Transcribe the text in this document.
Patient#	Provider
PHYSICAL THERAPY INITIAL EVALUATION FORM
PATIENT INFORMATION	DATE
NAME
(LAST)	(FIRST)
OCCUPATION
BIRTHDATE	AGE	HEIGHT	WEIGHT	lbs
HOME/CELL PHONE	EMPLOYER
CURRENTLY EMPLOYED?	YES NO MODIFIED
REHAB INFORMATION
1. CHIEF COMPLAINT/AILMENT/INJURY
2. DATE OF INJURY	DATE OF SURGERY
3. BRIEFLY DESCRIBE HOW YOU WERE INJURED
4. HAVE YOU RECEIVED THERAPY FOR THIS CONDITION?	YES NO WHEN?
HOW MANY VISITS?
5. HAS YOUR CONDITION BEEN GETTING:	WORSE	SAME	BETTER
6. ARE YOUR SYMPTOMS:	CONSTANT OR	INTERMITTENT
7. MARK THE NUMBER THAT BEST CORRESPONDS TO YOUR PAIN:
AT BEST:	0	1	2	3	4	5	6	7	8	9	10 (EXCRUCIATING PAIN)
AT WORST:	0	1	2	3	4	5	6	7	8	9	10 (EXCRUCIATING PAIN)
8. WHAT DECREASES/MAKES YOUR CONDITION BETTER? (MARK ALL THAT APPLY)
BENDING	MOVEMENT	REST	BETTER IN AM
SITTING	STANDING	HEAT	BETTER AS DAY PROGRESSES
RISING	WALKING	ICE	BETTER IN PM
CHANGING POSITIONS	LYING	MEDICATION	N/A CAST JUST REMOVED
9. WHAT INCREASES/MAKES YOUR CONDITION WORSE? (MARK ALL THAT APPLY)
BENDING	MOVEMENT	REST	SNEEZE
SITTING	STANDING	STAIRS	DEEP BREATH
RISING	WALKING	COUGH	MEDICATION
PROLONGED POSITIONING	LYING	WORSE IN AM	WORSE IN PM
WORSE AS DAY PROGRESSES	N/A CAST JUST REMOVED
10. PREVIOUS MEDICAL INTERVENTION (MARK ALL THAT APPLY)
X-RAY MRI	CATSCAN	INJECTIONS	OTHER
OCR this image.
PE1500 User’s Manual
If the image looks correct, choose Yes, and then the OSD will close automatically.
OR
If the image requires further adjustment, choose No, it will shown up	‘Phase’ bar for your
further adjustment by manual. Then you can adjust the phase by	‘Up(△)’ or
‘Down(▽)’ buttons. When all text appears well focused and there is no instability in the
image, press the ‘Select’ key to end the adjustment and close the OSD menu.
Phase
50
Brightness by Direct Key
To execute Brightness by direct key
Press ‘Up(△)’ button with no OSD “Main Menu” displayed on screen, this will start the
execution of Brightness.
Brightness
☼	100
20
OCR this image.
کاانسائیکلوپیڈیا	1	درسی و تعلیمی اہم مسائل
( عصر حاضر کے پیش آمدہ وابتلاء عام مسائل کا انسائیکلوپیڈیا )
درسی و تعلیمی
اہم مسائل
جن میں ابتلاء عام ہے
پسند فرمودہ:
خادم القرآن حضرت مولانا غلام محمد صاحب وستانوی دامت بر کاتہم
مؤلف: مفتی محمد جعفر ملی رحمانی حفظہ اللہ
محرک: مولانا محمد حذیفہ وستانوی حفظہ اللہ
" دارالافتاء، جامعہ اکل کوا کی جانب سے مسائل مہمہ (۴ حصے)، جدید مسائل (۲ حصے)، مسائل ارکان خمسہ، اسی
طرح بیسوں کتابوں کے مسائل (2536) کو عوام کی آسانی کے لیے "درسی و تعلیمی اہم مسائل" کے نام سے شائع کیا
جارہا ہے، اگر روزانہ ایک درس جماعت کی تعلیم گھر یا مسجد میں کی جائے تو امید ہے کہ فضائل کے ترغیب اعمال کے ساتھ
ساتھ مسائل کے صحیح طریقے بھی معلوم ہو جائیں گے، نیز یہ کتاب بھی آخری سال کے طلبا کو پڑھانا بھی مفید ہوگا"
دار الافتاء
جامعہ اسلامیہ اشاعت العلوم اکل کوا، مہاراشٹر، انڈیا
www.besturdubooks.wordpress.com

.....

GIVEN TASK: Locate the lines above that hold the word "RISING". Show every one of them.

SOLUTION:
RISING	WALKING	ICE	BETTER IN PM
RISING	WALKING	COUGH	MEDICATION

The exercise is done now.